Pull each line holding the word "wale" from the data.

## SUPPLIED DATA
** begin **

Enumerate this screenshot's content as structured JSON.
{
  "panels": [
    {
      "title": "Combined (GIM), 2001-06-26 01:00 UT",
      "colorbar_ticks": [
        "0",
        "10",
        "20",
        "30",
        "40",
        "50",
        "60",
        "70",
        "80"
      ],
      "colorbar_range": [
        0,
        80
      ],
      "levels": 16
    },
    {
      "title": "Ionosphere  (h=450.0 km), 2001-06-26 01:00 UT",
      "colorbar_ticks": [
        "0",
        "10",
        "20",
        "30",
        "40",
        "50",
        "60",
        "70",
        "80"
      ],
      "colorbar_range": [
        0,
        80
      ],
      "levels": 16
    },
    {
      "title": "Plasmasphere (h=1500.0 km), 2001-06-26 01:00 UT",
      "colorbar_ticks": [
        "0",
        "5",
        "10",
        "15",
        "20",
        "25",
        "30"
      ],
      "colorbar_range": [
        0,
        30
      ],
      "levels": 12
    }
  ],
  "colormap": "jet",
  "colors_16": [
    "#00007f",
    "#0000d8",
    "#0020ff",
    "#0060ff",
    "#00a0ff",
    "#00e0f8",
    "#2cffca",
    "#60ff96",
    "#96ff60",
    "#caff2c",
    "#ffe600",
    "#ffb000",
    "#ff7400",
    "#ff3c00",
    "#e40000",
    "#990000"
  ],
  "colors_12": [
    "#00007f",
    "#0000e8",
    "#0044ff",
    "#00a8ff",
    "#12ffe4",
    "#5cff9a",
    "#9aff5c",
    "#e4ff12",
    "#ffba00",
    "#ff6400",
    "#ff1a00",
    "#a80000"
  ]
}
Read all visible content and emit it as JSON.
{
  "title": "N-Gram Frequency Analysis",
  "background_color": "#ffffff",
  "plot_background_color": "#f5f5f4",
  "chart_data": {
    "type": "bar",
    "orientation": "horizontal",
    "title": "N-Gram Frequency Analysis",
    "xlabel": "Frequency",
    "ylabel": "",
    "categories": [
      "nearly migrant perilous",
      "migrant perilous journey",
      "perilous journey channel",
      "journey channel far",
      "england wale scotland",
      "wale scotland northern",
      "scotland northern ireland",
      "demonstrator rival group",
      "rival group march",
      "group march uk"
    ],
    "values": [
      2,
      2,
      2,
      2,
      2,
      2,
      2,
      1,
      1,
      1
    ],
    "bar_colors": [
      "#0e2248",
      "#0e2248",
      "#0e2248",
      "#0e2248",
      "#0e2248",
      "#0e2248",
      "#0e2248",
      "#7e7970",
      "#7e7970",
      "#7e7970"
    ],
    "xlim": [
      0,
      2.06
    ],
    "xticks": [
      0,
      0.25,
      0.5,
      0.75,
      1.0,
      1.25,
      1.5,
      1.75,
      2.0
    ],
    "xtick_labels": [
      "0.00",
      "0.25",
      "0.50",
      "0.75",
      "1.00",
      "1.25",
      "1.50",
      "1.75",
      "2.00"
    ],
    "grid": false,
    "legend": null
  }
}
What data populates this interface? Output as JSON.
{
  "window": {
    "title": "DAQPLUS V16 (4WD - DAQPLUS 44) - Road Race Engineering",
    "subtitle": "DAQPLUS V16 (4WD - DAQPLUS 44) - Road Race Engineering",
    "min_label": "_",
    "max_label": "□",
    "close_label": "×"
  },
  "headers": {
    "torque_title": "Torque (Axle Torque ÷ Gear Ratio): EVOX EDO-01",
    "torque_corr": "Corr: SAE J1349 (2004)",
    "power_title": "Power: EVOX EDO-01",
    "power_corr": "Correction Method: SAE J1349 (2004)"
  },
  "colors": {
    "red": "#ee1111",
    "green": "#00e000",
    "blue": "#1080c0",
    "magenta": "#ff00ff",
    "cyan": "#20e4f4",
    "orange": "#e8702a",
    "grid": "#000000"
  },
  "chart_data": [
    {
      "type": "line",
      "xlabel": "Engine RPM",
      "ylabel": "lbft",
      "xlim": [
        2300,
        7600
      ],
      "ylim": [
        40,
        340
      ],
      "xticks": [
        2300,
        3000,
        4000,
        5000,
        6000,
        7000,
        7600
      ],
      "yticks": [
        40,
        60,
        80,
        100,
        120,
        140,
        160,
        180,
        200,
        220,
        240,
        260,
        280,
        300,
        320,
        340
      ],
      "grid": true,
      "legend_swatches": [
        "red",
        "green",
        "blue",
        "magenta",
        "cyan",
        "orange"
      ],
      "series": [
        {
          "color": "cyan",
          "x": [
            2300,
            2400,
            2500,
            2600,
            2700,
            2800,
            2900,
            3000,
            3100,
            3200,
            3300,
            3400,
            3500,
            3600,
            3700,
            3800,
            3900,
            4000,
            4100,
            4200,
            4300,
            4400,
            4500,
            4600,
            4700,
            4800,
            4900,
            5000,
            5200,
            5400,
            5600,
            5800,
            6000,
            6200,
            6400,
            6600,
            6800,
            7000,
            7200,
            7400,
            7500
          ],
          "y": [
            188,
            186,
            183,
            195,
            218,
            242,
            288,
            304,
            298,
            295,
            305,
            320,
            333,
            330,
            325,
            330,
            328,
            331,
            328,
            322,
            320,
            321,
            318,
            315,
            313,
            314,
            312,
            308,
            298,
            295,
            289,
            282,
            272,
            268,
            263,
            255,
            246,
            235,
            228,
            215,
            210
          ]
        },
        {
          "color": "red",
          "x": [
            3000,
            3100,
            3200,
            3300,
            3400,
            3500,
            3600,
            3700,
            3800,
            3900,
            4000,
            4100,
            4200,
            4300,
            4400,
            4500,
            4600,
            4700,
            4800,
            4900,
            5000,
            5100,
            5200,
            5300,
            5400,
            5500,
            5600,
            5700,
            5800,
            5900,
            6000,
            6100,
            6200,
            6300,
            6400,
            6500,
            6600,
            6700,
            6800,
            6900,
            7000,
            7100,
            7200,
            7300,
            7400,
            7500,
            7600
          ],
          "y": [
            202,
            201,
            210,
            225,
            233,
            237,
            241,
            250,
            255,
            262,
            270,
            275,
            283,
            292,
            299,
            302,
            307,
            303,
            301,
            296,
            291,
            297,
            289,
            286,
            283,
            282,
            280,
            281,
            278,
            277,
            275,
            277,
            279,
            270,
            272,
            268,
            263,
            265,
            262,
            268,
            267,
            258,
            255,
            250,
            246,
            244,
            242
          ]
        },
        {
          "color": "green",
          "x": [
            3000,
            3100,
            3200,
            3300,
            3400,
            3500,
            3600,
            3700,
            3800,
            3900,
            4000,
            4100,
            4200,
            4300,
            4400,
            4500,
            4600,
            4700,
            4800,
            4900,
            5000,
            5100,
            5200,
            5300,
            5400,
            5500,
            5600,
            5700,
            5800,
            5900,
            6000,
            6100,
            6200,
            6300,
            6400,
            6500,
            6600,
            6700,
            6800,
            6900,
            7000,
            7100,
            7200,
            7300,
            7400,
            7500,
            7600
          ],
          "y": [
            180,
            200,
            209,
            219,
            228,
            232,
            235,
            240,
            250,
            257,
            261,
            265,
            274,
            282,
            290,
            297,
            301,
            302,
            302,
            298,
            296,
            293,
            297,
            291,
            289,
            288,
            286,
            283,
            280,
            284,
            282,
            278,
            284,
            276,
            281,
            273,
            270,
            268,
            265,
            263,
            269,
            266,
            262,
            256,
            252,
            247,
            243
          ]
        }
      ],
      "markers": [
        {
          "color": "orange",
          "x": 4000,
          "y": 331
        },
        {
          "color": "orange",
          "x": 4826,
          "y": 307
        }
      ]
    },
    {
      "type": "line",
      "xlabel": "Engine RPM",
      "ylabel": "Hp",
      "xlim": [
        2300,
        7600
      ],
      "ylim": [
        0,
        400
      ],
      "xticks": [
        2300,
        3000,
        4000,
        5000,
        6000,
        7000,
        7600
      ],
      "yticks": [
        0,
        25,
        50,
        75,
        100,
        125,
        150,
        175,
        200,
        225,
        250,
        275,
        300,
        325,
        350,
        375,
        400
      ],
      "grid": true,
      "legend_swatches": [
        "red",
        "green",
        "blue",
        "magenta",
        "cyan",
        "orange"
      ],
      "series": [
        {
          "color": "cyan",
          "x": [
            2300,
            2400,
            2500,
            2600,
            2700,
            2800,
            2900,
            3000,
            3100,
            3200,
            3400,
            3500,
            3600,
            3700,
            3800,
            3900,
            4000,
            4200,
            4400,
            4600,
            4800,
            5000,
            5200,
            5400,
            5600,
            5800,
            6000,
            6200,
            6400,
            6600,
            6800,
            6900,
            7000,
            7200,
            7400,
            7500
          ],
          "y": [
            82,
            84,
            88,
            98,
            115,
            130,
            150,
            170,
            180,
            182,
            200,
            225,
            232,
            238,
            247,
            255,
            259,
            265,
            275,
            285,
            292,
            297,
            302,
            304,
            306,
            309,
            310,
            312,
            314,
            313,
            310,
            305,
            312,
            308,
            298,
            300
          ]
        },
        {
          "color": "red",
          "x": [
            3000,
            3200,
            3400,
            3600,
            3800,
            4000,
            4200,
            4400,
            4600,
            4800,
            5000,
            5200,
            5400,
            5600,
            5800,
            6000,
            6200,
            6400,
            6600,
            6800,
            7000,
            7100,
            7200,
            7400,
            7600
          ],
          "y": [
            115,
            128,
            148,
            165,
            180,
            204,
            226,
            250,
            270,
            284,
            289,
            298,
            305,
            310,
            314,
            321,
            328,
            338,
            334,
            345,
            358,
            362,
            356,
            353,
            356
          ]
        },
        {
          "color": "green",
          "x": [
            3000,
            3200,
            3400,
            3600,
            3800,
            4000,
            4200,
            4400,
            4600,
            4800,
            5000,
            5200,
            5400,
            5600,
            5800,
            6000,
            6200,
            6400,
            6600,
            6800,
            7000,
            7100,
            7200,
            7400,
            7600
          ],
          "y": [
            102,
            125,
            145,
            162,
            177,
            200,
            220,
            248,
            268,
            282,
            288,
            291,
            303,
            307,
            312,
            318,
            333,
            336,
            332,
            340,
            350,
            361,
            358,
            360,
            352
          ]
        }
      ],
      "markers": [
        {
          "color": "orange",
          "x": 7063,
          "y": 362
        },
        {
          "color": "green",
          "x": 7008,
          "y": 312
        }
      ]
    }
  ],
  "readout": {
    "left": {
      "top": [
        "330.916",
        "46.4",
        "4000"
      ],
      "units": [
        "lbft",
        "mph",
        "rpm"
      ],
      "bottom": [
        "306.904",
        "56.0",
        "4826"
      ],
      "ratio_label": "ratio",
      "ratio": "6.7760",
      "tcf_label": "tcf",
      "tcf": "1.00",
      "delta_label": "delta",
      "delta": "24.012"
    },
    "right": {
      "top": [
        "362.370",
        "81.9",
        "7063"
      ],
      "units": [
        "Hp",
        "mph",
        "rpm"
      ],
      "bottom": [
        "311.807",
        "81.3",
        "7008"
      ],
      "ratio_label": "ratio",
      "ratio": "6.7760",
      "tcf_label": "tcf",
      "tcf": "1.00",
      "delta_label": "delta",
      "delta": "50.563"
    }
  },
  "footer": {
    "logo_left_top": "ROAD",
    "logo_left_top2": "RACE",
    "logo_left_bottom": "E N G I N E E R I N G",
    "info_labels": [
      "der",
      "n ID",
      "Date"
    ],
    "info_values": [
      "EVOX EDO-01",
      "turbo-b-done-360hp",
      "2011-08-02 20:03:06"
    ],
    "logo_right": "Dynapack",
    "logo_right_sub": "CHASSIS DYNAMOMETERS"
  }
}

** end **

## SOLUTION BELOW
      "england wale scotland",
      "wale scotland northern",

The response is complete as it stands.